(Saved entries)

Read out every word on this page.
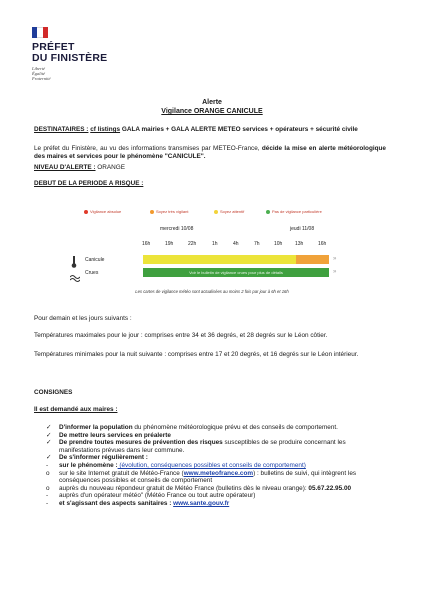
PRÉFET
DU FINISTÈRE
Liberté
Égalité
Fraternité
Alerte
Vigilance ORANGE CANICULE
DESTINATAIRES : cf listings GALA mairies + GALA ALERTE METEO services + opérateurs + sécurité civile
Le préfet du Finistère, au vu des informations transmises par METEO-France, décide la mise en alerte météorologique des maires et services pour le phénomène "CANICULE".
NIVEAU D'ALERTE : ORANGE
DEBUT DE LA PERIODE A RISQUE :
Vigilance absolue	Soyez très vigilant	Soyez attentif	Pas de vigilance particulière
mercredi 10/08	jeudi 11/08
16h	19h	22h	1h	4h	7h	10h	13h	16h
Canicule	»
Crues	Voir le bulletin de vigilance crues pour plus de détails	»
Les cartes de vigilance météo sont actualisées au moins 2 fois par jour à 6h et 16h
Pour demain et les jours suivants :
Températures maximales pour le jour : comprises entre 34 et 36 degrés, et 28 degrés sur le Léon côtier.
Températures minimales pour la nuit suivante : comprises entre 17 et 20 degrés, et 16 degrés sur le Léon intérieur.
CONSIGNES
Il est demandé aux maires :
✓ D'informer la population du phénomène météorologique prévu et des conseils de comportement.
✓ De mettre leurs services en préalerte
✓ De prendre toutes mesures de prévention des risques susceptibles de se produire concernant les manifestations prévues dans leur commune.
✓ De s'informer régulièrement :
- sur le phénomène : (évolution, conséquences possibles et conseils de comportement)
o sur le site Internet gratuit de Météo-France (www.meteofrance.com) : bulletins de suivi, qui intègrent les conséquences possibles et conseils de comportement
o auprès du nouveau répondeur gratuit de Météo France (bulletins dès le niveau orange): 05.67.22.95.00
- auprès d'un opérateur météo" (Météo France ou tout autre opérateur)
- et s'agissant des aspects sanitaires : www.sante.gouv.fr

What is asked →
In the copy, include no pictures; restate the listing above exactly.

Task answer →
Read out every word on this page.
PRÉFET
DU FINISTÈRE
Liberté
Égalité
Fraternité
Alerte
Vigilance ORANGE CANICULE
DESTINATAIRES : cf listings GALA mairies + GALA ALERTE METEO services + opérateurs + sécurité civile
Le préfet du Finistère, au vu des informations transmises par METEO-France, décide la mise en alerte météorologique des maires et services pour le phénomène "CANICULE".
NIVEAU D'ALERTE : ORANGE
DEBUT DE LA PERIODE A RISQUE :
Vigilance absolue	Soyez très vigilant	Soyez attentif	Pas de vigilance particulière
mercredi 10/08	jeudi 11/08
16h	19h	22h	1h	4h	7h	10h	13h	16h
Canicule	»
Crues	Voir le bulletin de vigilance crues pour plus de détails	»
Les cartes de vigilance météo sont actualisées au moins 2 fois par jour à 6h et 16h
Pour demain et les jours suivants :
Températures maximales pour le jour : comprises entre 34 et 36 degrés, et 28 degrés sur le Léon côtier.
Températures minimales pour la nuit suivante : comprises entre 17 et 20 degrés, et 16 degrés sur le Léon intérieur.
CONSIGNES
Il est demandé aux maires :
✓ D'informer la population du phénomène météorologique prévu et des conseils de comportement.
✓ De mettre leurs services en préalerte
✓ De prendre toutes mesures de prévention des risques susceptibles de se produire concernant les manifestations prévues dans leur commune.
✓ De s'informer régulièrement :
- sur le phénomène : (évolution, conséquences possibles et conseils de comportement)
o sur le site Internet gratuit de Météo-France (www.meteofrance.com) : bulletins de suivi, qui intègrent les conséquences possibles et conseils de comportement
o auprès du nouveau répondeur gratuit de Météo France (bulletins dès le niveau orange): 05.67.22.95.00
- auprès d'un opérateur météo" (Météo France ou tout autre opérateur)
- et s'agissant des aspects sanitaires : www.sante.gouv.fr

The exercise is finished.